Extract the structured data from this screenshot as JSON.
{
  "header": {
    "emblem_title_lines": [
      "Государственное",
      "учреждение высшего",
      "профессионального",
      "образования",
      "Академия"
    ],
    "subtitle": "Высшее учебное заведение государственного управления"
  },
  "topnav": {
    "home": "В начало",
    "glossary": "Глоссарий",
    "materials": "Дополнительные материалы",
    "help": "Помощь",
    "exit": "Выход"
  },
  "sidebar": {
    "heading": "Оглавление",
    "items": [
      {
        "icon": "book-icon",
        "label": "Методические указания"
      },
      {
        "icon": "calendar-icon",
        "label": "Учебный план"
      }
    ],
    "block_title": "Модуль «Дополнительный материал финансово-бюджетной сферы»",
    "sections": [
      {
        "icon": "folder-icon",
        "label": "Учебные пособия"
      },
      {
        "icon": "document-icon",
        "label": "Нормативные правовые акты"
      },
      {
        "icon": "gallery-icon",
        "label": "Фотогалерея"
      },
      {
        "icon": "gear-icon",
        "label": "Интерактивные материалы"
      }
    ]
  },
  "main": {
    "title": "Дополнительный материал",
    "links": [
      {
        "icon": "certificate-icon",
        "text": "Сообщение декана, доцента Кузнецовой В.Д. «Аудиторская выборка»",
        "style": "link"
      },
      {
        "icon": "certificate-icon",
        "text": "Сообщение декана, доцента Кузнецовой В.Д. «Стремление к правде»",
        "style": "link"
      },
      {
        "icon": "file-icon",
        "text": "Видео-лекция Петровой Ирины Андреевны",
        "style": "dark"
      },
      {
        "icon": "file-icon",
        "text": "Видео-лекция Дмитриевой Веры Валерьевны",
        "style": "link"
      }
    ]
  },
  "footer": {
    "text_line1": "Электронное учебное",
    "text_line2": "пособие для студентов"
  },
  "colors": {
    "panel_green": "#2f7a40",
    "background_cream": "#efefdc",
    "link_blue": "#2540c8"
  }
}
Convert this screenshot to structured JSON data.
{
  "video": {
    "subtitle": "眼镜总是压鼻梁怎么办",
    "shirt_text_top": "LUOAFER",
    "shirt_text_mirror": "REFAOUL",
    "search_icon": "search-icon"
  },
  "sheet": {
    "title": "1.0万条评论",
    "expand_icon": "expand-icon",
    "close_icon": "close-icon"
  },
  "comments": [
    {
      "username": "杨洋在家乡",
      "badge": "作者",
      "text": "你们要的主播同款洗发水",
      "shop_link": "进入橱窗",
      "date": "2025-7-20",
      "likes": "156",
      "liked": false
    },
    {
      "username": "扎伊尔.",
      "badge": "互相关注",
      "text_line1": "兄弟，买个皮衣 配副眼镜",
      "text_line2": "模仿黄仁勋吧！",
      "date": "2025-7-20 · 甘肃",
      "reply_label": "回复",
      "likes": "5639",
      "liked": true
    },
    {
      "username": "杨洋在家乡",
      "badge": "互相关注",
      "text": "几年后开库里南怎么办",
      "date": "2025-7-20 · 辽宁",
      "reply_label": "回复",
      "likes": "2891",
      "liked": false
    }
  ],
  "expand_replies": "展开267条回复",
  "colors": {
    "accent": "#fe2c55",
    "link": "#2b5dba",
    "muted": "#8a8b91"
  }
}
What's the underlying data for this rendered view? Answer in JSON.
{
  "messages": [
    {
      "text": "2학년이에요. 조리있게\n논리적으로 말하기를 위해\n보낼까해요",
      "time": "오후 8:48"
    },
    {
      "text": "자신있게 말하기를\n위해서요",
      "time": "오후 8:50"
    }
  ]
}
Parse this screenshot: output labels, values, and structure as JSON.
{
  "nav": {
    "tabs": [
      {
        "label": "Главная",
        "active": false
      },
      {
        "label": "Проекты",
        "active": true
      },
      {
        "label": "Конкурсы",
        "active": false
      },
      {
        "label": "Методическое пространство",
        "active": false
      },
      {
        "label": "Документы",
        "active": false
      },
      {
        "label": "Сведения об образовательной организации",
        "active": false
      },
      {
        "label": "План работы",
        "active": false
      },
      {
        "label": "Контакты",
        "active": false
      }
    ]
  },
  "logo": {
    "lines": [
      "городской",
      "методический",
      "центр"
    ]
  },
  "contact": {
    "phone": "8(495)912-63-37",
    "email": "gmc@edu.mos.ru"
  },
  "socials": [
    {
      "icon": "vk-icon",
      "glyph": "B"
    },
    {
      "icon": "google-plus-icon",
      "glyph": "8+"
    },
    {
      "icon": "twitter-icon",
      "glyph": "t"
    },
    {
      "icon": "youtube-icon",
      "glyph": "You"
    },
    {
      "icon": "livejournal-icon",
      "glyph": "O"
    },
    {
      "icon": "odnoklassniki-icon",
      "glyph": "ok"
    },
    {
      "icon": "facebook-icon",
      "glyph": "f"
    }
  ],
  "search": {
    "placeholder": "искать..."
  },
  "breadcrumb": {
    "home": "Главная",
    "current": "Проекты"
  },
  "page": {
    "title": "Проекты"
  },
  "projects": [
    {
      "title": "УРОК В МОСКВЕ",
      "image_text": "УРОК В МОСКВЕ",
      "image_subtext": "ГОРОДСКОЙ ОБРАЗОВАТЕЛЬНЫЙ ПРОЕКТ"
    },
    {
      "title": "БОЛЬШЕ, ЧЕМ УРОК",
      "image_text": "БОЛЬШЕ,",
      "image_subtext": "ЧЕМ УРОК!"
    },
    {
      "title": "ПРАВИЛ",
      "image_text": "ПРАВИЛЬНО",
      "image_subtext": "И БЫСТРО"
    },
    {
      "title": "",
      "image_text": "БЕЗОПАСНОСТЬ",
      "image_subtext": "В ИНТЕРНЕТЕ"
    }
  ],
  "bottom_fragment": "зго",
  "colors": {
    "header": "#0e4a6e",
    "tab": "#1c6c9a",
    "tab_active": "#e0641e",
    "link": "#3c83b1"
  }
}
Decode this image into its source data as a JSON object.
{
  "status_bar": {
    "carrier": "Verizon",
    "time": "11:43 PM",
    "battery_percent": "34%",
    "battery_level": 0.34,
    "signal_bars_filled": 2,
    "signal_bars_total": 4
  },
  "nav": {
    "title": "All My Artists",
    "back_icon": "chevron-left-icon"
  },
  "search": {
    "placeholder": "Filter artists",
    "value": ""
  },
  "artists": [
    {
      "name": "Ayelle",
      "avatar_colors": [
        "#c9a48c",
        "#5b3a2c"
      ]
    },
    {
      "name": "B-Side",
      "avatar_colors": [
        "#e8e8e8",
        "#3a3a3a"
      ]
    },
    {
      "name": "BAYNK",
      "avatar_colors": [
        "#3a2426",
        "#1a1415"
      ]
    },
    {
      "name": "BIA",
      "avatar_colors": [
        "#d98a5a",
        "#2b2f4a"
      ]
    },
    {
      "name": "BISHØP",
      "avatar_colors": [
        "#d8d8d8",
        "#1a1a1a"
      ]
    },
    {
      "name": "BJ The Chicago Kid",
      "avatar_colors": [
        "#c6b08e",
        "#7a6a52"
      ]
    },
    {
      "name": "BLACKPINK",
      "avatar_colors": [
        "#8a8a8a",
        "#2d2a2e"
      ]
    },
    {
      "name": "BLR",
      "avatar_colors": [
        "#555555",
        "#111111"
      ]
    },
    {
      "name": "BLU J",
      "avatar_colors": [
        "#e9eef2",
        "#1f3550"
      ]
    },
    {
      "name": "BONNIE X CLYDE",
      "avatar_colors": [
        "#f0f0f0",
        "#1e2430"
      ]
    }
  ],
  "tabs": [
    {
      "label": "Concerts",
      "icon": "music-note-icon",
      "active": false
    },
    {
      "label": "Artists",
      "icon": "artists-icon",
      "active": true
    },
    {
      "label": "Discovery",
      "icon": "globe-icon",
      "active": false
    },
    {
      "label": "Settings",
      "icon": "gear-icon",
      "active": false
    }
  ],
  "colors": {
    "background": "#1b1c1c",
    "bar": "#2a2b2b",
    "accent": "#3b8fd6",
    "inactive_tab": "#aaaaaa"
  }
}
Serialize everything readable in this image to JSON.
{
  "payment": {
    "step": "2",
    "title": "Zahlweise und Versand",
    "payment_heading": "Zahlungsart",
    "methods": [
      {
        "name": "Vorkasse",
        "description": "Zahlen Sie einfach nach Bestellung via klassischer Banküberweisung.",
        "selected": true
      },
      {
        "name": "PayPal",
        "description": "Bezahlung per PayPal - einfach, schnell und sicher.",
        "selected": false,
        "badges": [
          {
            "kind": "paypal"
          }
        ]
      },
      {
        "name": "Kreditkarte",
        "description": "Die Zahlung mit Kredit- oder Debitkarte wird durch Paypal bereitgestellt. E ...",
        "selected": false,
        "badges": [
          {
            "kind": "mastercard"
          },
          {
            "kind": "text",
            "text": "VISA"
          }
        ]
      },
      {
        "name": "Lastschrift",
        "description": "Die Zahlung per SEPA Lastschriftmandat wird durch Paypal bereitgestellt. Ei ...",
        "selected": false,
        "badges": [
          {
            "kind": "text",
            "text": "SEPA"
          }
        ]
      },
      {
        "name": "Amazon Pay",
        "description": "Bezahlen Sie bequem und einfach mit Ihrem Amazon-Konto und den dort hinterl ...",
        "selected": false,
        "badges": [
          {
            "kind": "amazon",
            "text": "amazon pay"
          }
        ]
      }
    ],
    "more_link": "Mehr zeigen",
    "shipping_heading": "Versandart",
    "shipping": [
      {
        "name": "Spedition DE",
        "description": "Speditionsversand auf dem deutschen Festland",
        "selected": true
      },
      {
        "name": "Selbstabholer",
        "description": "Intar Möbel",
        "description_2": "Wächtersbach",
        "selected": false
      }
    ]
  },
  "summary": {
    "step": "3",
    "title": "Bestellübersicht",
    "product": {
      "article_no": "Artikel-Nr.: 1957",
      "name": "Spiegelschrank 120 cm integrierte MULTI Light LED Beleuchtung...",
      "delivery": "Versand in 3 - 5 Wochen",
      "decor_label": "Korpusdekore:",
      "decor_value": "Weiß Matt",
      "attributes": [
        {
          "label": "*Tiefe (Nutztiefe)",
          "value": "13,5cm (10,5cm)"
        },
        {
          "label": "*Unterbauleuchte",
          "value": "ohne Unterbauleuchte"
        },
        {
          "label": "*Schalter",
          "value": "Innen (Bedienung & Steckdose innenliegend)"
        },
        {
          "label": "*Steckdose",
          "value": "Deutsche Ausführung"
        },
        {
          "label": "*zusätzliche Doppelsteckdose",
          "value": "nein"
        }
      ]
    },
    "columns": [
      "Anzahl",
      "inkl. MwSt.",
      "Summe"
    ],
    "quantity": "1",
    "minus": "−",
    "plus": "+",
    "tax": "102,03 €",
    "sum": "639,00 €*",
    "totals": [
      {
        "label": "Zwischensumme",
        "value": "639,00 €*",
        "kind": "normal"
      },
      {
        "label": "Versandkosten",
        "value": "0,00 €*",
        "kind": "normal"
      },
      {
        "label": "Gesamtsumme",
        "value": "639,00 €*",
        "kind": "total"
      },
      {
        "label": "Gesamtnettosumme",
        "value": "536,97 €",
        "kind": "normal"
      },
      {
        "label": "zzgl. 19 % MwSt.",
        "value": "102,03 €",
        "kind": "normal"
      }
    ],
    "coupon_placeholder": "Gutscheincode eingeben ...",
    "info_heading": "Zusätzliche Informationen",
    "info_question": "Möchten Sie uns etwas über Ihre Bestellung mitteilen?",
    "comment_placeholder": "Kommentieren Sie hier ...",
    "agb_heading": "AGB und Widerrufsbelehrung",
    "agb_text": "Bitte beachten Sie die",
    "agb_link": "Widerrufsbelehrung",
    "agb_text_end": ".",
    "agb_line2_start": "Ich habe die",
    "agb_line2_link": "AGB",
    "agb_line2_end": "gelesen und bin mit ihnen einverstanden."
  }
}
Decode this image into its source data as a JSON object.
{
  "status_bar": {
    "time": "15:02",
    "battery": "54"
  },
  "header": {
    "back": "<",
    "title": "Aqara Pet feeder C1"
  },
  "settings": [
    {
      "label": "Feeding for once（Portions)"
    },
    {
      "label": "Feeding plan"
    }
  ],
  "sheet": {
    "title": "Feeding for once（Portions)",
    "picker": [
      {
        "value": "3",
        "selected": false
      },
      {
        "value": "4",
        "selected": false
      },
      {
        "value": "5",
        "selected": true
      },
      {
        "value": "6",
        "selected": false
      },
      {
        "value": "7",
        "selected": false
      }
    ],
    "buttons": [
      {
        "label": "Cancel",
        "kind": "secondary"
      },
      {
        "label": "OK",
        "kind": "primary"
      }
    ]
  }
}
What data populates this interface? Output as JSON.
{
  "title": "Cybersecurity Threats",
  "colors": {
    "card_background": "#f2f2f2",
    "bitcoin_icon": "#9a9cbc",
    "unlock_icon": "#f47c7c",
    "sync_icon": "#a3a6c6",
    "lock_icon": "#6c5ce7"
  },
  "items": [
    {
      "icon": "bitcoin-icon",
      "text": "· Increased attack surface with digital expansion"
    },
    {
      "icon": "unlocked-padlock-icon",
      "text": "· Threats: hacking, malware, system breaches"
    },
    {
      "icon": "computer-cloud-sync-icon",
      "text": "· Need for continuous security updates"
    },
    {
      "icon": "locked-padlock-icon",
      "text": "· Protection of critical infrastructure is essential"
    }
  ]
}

---

## Challenge
Determine how many lines of the data contain "Дополнительный" and give nothing but that number.

## Result of the task
2